[Dataset items]
= = = = =

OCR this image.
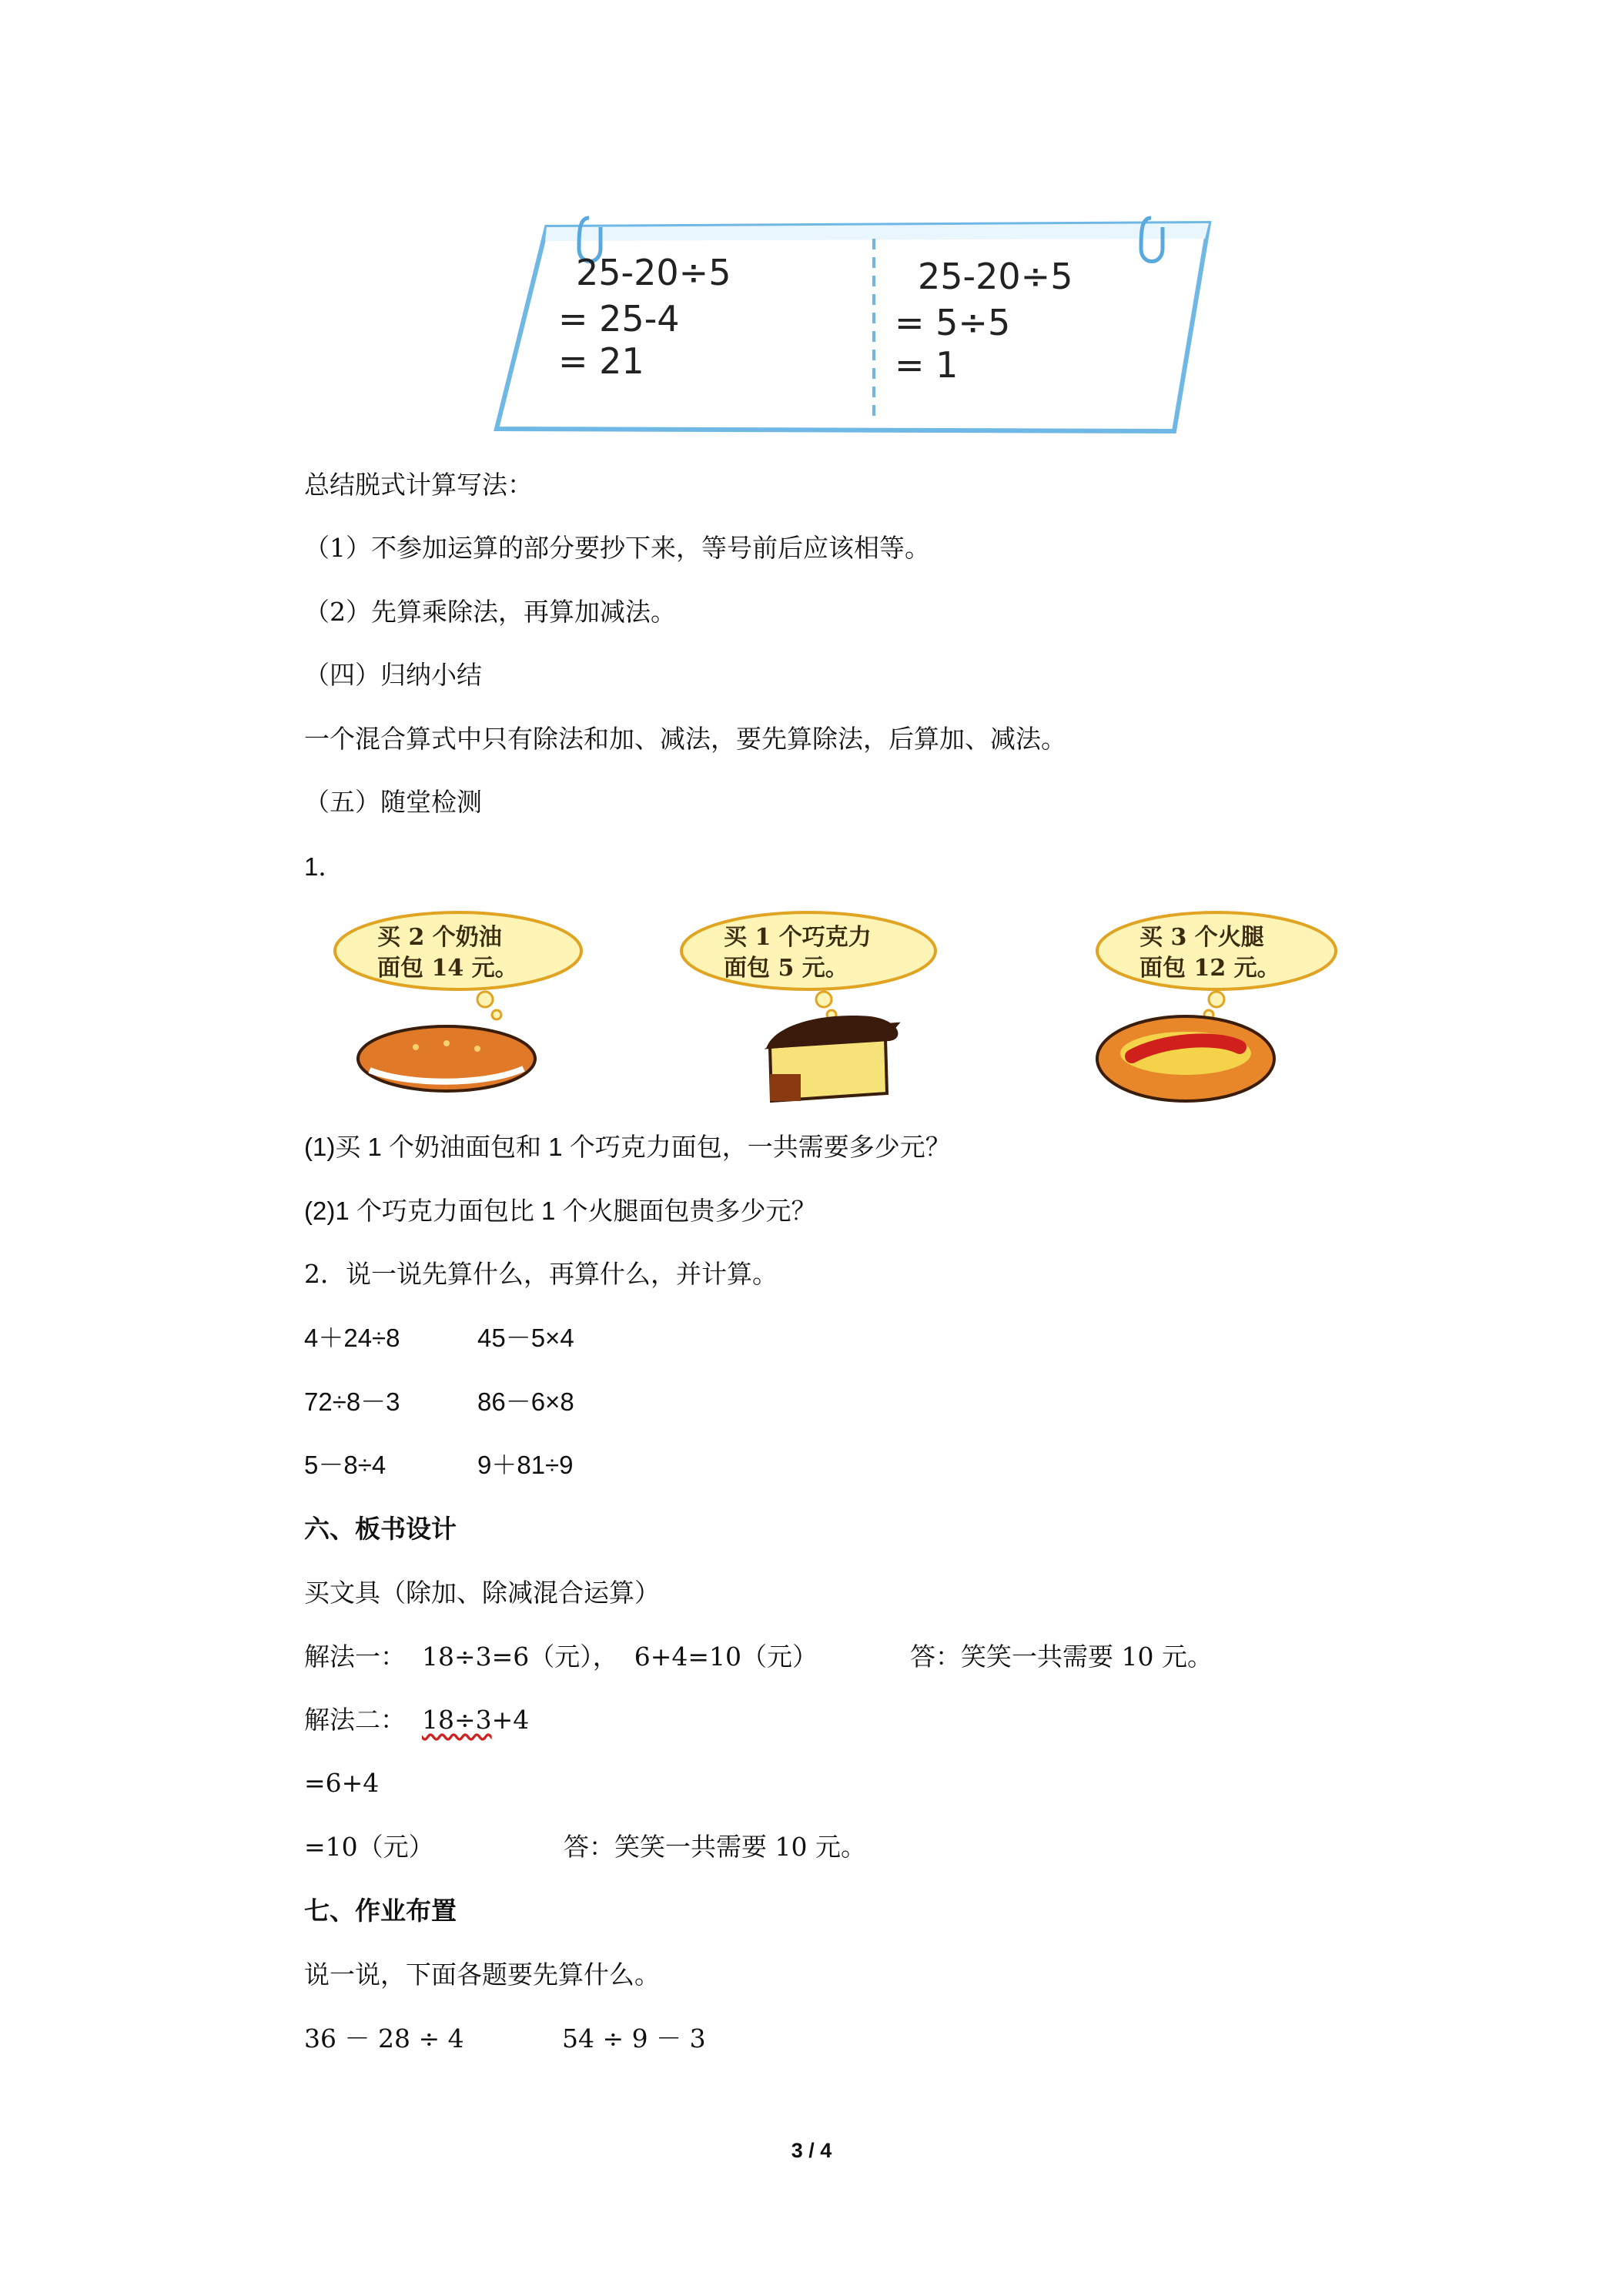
25-20÷5
= 25-4
= 21
25-20÷5
= 5÷5
= 1
总结脱式计算写法：
（1）不参加运算的部分要抄下来，等号前后应该相等。
（2）先算乘除法，再算加减法。
（四）归纳小结
一个混合算式中只有除法和加、减法，要先算除法，后算加、减法。
（五）随堂检测
1．
买 2 个奶油
面包 14 元。
买 1 个巧克力
面包 5 元。
买 3 个火腿
面包 12 元。
(1)买 1 个奶油面包和 1 个巧克力面包，一共需要多少元？
(2)1 个巧克力面包比 1 个火腿面包贵多少元？
2．说一说先算什么，再算什么，并计算。
4＋24÷8	45－5×4
72÷8－3	86－6×8
5－8÷4	9＋81÷9
六、板书设计
买文具（除加、除减混合运算）
解法一：  18÷3=6（元），  6+4=10（元）	答：笑笑一共需要 10 元。
解法二： 18÷3+4
=6+4
=10（元）	答：笑笑一共需要 10 元。
七、作业布置
说一说，下面各题要先算什么。
36 － 28 ÷ 4	54 ÷ 9 － 3
3 / 4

= = = = =

> [TASK TO COMPLETE]:
An exact transcription of all the entries is required, without the pictures.

> [REPLY TO THE TASK]:
OCR this image.
25-20÷5
= 25-4
= 21
25-20÷5
= 5÷5
= 1
总结脱式计算写法：
（1）不参加运算的部分要抄下来，等号前后应该相等。
（2）先算乘除法，再算加减法。
（四）归纳小结
一个混合算式中只有除法和加、减法，要先算除法，后算加、减法。
（五）随堂检测
1．
买 2 个奶油
面包 14 元。
买 1 个巧克力
面包 5 元。
买 3 个火腿
面包 12 元。
(1)买 1 个奶油面包和 1 个巧克力面包，一共需要多少元？
(2)1 个巧克力面包比 1 个火腿面包贵多少元？
2．说一说先算什么，再算什么，并计算。
4＋24÷8	45－5×4
72÷8－3	86－6×8
5－8÷4	9＋81÷9
六、板书设计
买文具（除加、除减混合运算）
解法一：  18÷3=6（元），  6+4=10（元）	答：笑笑一共需要 10 元。
解法二： 18÷3+4
=6+4
=10（元）	答：笑笑一共需要 10 元。
七、作业布置
说一说，下面各题要先算什么。
36 － 28 ÷ 4	54 ÷ 9 － 3
3 / 4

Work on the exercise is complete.